* Problem details
Return the listing word for word, as given.

################

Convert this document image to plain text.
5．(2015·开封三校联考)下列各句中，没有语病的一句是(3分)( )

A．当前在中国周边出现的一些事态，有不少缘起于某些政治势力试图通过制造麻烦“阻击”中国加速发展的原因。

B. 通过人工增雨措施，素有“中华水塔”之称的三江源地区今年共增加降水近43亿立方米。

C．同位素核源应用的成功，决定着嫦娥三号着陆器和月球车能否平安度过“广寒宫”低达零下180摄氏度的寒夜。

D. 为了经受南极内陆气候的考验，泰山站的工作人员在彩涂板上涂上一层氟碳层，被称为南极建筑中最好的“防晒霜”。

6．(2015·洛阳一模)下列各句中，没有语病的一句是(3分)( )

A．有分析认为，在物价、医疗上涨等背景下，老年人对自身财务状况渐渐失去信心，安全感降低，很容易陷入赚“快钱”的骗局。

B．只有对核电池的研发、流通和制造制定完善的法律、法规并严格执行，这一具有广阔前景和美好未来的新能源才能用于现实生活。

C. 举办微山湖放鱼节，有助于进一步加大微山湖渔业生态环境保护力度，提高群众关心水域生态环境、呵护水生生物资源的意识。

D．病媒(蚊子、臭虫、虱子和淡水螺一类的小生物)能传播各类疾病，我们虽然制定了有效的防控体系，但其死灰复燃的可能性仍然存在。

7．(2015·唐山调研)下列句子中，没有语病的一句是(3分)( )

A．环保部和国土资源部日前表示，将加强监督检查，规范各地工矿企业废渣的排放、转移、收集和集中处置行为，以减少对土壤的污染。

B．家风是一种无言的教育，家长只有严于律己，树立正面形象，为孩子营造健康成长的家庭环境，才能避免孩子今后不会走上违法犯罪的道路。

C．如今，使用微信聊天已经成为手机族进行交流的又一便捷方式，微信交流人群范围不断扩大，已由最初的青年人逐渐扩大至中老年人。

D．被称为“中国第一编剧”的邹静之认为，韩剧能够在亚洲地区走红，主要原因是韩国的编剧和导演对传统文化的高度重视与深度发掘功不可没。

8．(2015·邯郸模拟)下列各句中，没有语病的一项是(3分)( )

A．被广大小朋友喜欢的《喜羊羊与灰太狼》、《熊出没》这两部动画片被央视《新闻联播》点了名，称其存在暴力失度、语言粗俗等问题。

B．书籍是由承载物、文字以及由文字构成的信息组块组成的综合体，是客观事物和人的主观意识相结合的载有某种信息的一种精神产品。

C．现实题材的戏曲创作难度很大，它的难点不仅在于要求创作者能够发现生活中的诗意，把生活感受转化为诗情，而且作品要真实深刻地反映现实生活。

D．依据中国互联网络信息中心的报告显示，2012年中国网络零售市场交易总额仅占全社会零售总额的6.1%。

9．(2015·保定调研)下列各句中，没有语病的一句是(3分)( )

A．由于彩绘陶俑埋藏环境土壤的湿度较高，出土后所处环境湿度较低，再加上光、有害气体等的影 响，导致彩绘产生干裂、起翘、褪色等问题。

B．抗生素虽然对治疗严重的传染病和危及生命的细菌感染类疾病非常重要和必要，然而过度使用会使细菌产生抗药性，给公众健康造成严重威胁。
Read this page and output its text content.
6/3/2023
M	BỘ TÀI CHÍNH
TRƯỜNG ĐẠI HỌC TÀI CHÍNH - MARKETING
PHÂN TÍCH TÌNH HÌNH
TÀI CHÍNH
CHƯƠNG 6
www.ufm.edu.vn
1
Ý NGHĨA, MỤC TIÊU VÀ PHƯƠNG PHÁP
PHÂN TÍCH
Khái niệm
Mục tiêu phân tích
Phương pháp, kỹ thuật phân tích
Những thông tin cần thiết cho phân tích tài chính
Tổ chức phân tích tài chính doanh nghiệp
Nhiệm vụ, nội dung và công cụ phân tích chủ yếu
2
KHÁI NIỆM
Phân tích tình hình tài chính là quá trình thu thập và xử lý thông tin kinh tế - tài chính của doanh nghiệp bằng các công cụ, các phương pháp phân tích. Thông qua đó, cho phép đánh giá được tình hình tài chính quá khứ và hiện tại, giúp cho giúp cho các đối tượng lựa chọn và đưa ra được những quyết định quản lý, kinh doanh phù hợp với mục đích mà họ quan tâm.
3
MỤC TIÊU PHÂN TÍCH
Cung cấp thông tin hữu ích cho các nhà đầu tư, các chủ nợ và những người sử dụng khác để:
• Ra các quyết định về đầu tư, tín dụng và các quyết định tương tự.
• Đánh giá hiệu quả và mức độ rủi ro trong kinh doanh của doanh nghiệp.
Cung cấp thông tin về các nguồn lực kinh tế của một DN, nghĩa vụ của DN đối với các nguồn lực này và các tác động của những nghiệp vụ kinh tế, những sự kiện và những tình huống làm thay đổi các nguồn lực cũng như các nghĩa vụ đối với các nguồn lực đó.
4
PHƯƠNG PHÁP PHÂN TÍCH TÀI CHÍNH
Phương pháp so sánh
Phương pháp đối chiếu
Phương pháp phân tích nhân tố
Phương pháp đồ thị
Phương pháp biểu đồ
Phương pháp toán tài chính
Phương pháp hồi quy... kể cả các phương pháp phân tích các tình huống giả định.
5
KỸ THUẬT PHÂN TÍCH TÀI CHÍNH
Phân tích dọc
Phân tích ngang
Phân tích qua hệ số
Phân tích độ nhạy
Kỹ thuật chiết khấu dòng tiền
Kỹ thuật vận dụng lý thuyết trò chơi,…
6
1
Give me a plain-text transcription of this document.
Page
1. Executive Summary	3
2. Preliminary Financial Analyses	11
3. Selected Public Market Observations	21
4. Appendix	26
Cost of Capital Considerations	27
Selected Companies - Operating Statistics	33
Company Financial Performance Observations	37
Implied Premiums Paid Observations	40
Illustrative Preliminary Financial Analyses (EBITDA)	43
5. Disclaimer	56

################

* The answer
Convert this document image to plain text.
5．(2015·开封三校联考)下列各句中，没有语病的一句是(3分)( )

A．当前在中国周边出现的一些事态，有不少缘起于某些政治势力试图通过制造麻烦“阻击”中国加速发展的原因。

B. 通过人工增雨措施，素有“中华水塔”之称的三江源地区今年共增加降水近43亿立方米。

C．同位素核源应用的成功，决定着嫦娥三号着陆器和月球车能否平安度过“广寒宫”低达零下180摄氏度的寒夜。

D. 为了经受南极内陆气候的考验，泰山站的工作人员在彩涂板上涂上一层氟碳层，被称为南极建筑中最好的“防晒霜”。

6．(2015·洛阳一模)下列各句中，没有语病的一句是(3分)( )

A．有分析认为，在物价、医疗上涨等背景下，老年人对自身财务状况渐渐失去信心，安全感降低，很容易陷入赚“快钱”的骗局。

B．只有对核电池的研发、流通和制造制定完善的法律、法规并严格执行，这一具有广阔前景和美好未来的新能源才能用于现实生活。

C. 举办微山湖放鱼节，有助于进一步加大微山湖渔业生态环境保护力度，提高群众关心水域生态环境、呵护水生生物资源的意识。

D．病媒(蚊子、臭虫、虱子和淡水螺一类的小生物)能传播各类疾病，我们虽然制定了有效的防控体系，但其死灰复燃的可能性仍然存在。

7．(2015·唐山调研)下列句子中，没有语病的一句是(3分)( )

A．环保部和国土资源部日前表示，将加强监督检查，规范各地工矿企业废渣的排放、转移、收集和集中处置行为，以减少对土壤的污染。

B．家风是一种无言的教育，家长只有严于律己，树立正面形象，为孩子营造健康成长的家庭环境，才能避免孩子今后不会走上违法犯罪的道路。

C．如今，使用微信聊天已经成为手机族进行交流的又一便捷方式，微信交流人群范围不断扩大，已由最初的青年人逐渐扩大至中老年人。

D．被称为“中国第一编剧”的邹静之认为，韩剧能够在亚洲地区走红，主要原因是韩国的编剧和导演对传统文化的高度重视与深度发掘功不可没。

8．(2015·邯郸模拟)下列各句中，没有语病的一项是(3分)( )

A．被广大小朋友喜欢的《喜羊羊与灰太狼》、《熊出没》这两部动画片被央视《新闻联播》点了名，称其存在暴力失度、语言粗俗等问题。

B．书籍是由承载物、文字以及由文字构成的信息组块组成的综合体，是客观事物和人的主观意识相结合的载有某种信息的一种精神产品。

C．现实题材的戏曲创作难度很大，它的难点不仅在于要求创作者能够发现生活中的诗意，把生活感受转化为诗情，而且作品要真实深刻地反映现实生活。

D．依据中国互联网络信息中心的报告显示，2012年中国网络零售市场交易总额仅占全社会零售总额的6.1%。

9．(2015·保定调研)下列各句中，没有语病的一句是(3分)( )

A．由于彩绘陶俑埋藏环境土壤的湿度较高，出土后所处环境湿度较低，再加上光、有害气体等的影 响，导致彩绘产生干裂、起翘、褪色等问题。

B．抗生素虽然对治疗严重的传染病和危及生命的细菌感染类疾病非常重要和必要，然而过度使用会使细菌产生抗药性，给公众健康造成严重威胁。
Read this page and output its text content.
6/3/2023
M	BỘ TÀI CHÍNH
TRƯỜNG ĐẠI HỌC TÀI CHÍNH - MARKETING
PHÂN TÍCH TÌNH HÌNH
TÀI CHÍNH
CHƯƠNG 6
www.ufm.edu.vn
1
Ý NGHĨA, MỤC TIÊU VÀ PHƯƠNG PHÁP
PHÂN TÍCH
Khái niệm
Mục tiêu phân tích
Phương pháp, kỹ thuật phân tích
Những thông tin cần thiết cho phân tích tài chính
Tổ chức phân tích tài chính doanh nghiệp
Nhiệm vụ, nội dung và công cụ phân tích chủ yếu
2
KHÁI NIỆM
Phân tích tình hình tài chính là quá trình thu thập và xử lý thông tin kinh tế - tài chính của doanh nghiệp bằng các công cụ, các phương pháp phân tích. Thông qua đó, cho phép đánh giá được tình hình tài chính quá khứ và hiện tại, giúp cho giúp cho các đối tượng lựa chọn và đưa ra được những quyết định quản lý, kinh doanh phù hợp với mục đích mà họ quan tâm.
3
MỤC TIÊU PHÂN TÍCH
Cung cấp thông tin hữu ích cho các nhà đầu tư, các chủ nợ và những người sử dụng khác để:
• Ra các quyết định về đầu tư, tín dụng và các quyết định tương tự.
• Đánh giá hiệu quả và mức độ rủi ro trong kinh doanh của doanh nghiệp.
Cung cấp thông tin về các nguồn lực kinh tế của một DN, nghĩa vụ của DN đối với các nguồn lực này và các tác động của những nghiệp vụ kinh tế, những sự kiện và những tình huống làm thay đổi các nguồn lực cũng như các nghĩa vụ đối với các nguồn lực đó.
4
PHƯƠNG PHÁP PHÂN TÍCH TÀI CHÍNH
Phương pháp so sánh
Phương pháp đối chiếu
Phương pháp phân tích nhân tố
Phương pháp đồ thị
Phương pháp biểu đồ
Phương pháp toán tài chính
Phương pháp hồi quy... kể cả các phương pháp phân tích các tình huống giả định.
5
KỸ THUẬT PHÂN TÍCH TÀI CHÍNH
Phân tích dọc
Phân tích ngang
Phân tích qua hệ số
Phân tích độ nhạy
Kỹ thuật chiết khấu dòng tiền
Kỹ thuật vận dụng lý thuyết trò chơi,…
6
1
Give me a plain-text transcription of this document.
Page
1. Executive Summary	3
2. Preliminary Financial Analyses	11
3. Selected Public Market Observations	21
4. Appendix	26
Cost of Capital Considerations	27
Selected Companies - Operating Statistics	33
Company Financial Performance Observations	37
Implied Premiums Paid Observations	40
Illustrative Preliminary Financial Analyses (EBITDA)	43
5. Disclaimer	56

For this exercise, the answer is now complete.